▸ The request: Each line of the data that includes the string "IMPASSE" is to be copied out.

▸ Records:
begin

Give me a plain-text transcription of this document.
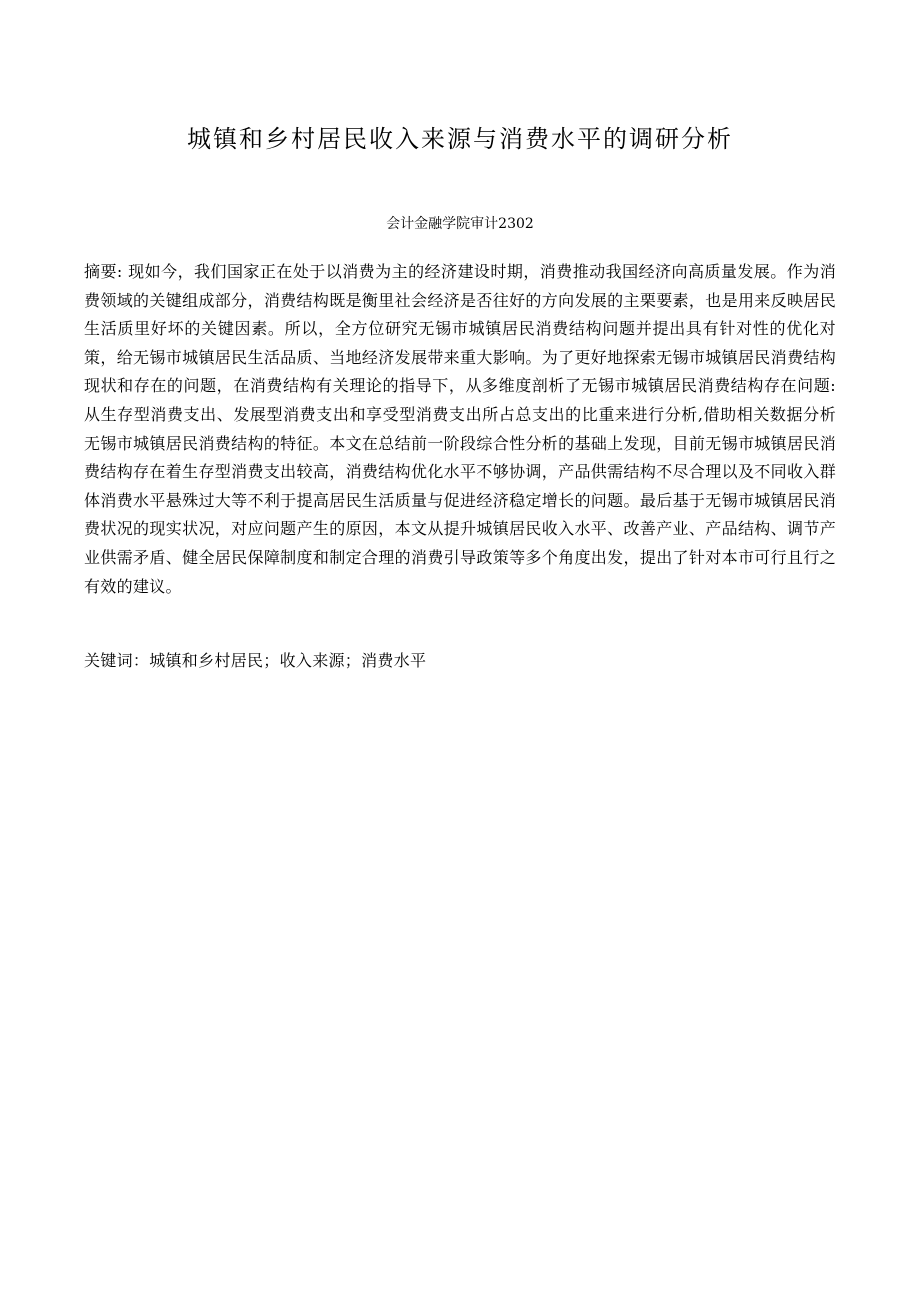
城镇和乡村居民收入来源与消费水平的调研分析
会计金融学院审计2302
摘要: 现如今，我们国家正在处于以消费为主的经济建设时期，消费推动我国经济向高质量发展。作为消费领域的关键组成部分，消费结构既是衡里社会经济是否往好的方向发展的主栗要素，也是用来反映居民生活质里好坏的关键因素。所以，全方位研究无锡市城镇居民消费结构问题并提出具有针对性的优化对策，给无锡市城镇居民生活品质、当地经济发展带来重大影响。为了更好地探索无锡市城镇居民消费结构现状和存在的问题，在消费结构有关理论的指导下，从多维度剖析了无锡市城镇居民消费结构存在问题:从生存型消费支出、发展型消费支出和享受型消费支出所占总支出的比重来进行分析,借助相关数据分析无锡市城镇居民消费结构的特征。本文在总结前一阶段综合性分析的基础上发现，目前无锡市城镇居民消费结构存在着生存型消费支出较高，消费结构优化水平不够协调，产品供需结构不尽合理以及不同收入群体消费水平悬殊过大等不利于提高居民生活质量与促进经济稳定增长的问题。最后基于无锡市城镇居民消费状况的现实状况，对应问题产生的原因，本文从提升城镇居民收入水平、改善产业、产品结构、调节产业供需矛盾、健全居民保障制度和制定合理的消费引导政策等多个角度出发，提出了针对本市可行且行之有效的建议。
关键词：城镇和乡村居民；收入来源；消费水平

end
begin

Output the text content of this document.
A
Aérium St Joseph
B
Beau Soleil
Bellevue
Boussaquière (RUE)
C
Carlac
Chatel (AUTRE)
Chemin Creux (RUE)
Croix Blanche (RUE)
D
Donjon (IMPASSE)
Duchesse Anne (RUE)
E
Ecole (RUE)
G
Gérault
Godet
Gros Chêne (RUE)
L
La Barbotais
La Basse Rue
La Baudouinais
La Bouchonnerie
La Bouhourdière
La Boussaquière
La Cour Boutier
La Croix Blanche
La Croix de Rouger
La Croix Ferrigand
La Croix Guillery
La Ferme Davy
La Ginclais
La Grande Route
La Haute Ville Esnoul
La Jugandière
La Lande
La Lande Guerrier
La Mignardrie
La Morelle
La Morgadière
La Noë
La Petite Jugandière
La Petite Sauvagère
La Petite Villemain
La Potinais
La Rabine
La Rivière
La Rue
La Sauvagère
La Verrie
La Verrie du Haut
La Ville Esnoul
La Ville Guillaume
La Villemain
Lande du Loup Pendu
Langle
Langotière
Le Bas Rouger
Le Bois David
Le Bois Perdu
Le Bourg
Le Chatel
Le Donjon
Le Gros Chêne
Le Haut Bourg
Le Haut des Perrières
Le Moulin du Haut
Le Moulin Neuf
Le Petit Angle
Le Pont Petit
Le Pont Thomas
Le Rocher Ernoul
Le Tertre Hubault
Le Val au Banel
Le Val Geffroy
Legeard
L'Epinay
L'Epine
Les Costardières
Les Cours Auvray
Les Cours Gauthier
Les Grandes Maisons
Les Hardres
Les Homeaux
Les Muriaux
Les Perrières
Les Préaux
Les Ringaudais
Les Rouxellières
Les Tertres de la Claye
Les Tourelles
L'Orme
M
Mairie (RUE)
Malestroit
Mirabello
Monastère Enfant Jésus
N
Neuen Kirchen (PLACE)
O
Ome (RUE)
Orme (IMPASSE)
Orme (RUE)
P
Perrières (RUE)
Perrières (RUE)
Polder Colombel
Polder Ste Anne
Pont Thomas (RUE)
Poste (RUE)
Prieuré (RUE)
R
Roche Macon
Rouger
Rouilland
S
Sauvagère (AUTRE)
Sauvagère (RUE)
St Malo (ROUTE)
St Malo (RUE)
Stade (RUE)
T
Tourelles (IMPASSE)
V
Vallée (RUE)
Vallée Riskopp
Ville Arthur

end

▸ Reply:
Donjon (IMPASSE)
Orme (IMPASSE)
Tourelles (IMPASSE)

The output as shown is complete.